## What you need to do
Go through the listing and pick out each line with the word "grade" in it.

## Source records
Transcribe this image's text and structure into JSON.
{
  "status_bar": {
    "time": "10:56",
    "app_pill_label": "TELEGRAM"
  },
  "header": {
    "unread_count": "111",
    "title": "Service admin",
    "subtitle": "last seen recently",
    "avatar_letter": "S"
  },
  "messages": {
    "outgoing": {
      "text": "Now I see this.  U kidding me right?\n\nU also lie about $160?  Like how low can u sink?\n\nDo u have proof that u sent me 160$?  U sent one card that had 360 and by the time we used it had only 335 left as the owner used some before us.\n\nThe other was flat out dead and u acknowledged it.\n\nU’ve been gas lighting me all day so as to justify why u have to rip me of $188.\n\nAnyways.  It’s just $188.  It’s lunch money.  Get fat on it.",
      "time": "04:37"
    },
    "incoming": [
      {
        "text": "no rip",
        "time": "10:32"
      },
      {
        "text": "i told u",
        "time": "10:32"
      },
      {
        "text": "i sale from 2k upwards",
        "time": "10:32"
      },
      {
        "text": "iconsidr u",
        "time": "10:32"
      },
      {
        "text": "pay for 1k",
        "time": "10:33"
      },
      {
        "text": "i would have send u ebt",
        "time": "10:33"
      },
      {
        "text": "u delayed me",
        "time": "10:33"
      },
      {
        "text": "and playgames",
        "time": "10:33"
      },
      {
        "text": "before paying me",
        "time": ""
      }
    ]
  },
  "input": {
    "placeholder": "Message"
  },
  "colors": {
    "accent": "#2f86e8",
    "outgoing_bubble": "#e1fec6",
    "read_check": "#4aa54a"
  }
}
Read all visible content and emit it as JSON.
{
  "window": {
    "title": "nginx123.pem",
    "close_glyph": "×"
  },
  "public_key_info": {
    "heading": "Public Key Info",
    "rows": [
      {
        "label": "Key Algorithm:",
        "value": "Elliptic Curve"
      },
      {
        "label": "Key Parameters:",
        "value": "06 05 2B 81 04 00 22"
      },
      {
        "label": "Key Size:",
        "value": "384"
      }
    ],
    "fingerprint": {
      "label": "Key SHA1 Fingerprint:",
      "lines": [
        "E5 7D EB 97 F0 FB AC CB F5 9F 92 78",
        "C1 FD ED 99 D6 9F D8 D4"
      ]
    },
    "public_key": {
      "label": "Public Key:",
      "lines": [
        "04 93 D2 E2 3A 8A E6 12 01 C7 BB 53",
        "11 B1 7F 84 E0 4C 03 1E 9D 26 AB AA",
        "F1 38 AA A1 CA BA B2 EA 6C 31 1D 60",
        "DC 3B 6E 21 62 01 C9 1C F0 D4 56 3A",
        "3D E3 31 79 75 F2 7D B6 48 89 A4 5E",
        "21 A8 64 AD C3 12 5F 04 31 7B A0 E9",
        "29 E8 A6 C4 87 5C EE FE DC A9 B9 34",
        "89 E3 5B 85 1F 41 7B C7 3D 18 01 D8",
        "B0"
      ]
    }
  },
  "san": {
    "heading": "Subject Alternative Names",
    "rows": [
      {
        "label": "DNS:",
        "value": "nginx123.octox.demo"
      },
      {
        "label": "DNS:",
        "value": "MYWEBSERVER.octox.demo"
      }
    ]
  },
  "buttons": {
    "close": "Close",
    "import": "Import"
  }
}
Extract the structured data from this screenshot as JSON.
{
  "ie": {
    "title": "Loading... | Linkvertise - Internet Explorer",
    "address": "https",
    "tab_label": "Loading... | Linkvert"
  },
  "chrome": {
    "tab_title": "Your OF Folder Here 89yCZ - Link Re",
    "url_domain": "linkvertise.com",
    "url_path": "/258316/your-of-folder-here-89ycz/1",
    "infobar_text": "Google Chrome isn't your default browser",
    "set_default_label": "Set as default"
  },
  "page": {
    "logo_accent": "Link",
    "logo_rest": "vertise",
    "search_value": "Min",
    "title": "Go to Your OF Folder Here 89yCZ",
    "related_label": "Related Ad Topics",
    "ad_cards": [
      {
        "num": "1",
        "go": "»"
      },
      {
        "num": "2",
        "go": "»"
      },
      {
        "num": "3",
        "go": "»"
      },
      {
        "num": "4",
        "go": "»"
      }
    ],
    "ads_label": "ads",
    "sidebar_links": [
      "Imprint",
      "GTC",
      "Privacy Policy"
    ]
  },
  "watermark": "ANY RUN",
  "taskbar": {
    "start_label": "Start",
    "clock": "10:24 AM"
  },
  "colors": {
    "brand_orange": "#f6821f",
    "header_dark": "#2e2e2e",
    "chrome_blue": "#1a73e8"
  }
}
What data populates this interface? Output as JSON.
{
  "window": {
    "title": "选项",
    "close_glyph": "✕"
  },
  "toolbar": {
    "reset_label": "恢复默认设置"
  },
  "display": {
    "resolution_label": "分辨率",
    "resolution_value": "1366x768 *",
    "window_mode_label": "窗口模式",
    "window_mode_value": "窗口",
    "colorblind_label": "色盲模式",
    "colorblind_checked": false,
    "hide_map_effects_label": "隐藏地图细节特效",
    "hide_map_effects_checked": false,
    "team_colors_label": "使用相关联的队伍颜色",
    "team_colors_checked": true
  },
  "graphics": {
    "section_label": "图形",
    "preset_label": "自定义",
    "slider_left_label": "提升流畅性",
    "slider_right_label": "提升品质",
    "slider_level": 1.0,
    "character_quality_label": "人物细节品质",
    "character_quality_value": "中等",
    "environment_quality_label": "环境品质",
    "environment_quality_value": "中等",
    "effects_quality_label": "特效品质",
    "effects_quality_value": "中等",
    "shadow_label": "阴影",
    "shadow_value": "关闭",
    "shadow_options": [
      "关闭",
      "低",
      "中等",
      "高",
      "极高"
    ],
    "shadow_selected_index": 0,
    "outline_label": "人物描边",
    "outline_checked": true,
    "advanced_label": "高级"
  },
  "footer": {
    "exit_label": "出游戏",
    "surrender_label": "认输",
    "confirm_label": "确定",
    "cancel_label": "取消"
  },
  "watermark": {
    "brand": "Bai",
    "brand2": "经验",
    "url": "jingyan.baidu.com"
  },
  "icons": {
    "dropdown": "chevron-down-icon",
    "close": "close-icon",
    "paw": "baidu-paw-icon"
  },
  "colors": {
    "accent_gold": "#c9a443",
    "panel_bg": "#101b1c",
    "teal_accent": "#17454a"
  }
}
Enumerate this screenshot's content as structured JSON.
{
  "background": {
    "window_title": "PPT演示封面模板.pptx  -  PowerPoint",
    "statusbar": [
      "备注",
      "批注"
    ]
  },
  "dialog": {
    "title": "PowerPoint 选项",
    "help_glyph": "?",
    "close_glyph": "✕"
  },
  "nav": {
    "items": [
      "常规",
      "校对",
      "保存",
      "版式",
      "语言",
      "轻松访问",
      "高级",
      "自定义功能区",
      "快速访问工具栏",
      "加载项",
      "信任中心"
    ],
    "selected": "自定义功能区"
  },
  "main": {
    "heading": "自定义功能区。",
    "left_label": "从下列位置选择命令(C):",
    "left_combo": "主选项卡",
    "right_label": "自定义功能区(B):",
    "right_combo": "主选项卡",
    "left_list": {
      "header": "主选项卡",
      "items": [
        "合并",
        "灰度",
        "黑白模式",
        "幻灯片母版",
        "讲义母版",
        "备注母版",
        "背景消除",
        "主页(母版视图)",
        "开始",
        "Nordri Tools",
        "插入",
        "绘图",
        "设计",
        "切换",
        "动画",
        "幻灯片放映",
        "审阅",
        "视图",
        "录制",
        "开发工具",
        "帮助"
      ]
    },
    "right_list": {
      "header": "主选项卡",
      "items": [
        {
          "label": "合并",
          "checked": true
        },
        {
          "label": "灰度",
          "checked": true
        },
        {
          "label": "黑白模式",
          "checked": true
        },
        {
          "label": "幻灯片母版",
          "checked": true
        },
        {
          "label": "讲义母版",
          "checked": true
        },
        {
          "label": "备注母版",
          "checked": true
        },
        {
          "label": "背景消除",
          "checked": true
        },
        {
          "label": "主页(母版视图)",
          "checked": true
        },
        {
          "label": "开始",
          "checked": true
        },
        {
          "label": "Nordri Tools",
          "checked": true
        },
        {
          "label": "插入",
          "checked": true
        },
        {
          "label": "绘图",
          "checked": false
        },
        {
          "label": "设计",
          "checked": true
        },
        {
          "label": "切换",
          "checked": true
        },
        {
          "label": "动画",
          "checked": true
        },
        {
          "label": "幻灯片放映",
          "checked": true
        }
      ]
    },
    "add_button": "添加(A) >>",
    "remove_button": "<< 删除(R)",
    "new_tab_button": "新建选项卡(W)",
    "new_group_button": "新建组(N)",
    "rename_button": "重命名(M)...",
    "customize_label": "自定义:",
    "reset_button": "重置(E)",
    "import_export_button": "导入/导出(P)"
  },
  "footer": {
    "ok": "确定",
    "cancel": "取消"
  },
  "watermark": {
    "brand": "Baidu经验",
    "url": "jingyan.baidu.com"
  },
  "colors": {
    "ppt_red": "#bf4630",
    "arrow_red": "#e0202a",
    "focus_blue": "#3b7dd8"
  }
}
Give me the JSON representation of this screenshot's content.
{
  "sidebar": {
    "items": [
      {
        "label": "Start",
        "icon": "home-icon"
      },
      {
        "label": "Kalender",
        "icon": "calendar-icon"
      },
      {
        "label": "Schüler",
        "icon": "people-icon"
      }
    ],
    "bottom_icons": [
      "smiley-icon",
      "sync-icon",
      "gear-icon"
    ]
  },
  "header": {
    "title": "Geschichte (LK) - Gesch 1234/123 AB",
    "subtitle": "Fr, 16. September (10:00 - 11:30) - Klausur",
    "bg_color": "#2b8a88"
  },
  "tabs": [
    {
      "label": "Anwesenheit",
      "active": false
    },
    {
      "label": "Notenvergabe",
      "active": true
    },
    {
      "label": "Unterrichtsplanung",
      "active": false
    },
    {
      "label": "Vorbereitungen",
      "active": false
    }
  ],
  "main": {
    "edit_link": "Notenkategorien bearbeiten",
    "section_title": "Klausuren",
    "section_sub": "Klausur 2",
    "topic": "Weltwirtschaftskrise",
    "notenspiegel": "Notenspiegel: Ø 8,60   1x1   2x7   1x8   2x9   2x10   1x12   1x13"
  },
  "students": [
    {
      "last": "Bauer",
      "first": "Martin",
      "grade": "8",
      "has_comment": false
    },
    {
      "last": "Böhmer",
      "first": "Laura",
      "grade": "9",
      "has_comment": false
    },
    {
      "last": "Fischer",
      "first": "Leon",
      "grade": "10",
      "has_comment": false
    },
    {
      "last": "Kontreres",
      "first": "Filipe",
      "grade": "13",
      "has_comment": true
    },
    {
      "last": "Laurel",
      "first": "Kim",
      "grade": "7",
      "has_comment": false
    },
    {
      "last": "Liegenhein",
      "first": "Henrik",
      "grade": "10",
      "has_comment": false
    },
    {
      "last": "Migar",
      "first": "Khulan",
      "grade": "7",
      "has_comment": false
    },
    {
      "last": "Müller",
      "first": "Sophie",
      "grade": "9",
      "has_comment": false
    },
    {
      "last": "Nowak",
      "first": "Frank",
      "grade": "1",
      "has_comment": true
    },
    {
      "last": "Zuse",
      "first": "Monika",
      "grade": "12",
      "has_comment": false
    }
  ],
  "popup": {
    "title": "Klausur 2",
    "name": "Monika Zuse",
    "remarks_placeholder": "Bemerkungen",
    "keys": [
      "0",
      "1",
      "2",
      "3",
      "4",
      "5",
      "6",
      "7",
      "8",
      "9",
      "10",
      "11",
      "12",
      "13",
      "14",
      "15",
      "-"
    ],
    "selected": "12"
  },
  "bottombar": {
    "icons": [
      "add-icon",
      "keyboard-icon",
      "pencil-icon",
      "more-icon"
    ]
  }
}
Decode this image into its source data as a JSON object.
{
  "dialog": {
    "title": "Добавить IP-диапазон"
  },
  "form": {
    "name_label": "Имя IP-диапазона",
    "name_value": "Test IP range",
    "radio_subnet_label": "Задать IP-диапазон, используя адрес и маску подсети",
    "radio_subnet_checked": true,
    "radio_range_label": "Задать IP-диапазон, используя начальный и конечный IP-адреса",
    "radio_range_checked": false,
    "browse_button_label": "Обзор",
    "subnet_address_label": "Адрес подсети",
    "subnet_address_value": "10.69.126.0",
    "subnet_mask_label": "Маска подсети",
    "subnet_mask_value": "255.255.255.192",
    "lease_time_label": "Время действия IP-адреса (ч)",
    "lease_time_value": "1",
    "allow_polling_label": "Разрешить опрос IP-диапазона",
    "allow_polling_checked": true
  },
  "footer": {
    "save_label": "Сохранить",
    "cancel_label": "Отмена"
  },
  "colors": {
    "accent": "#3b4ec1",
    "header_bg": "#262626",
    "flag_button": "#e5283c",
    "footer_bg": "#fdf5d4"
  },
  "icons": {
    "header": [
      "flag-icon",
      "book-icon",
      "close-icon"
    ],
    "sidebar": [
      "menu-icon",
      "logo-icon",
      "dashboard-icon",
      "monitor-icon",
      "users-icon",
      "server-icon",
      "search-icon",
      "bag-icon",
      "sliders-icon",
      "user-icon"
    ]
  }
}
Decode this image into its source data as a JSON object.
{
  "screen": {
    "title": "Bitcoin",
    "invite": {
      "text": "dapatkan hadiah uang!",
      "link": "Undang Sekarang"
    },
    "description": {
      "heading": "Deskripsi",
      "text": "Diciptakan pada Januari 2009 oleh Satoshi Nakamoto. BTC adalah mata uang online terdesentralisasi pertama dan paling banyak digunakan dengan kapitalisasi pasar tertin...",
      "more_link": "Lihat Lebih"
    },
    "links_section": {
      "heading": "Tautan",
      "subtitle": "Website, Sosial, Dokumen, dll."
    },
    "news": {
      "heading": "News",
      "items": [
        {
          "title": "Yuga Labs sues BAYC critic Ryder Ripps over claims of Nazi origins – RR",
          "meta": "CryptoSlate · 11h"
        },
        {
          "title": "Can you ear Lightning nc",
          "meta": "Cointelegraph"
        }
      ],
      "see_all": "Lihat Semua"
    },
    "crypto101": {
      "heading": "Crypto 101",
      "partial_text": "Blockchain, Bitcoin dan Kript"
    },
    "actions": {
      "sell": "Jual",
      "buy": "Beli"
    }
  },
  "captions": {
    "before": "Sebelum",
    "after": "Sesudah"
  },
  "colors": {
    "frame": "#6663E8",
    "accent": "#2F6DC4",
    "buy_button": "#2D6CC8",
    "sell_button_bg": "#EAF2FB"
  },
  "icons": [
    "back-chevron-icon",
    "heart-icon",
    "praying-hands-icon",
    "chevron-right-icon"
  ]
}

## Finished task
      "grade": "8",
      "grade": "9",
      "grade": "10",
      "grade": "13",
      "grade": "7",
      "grade": "10",
      "grade": "7",
      "grade": "9",
      "grade": "1",
      "grade": "12",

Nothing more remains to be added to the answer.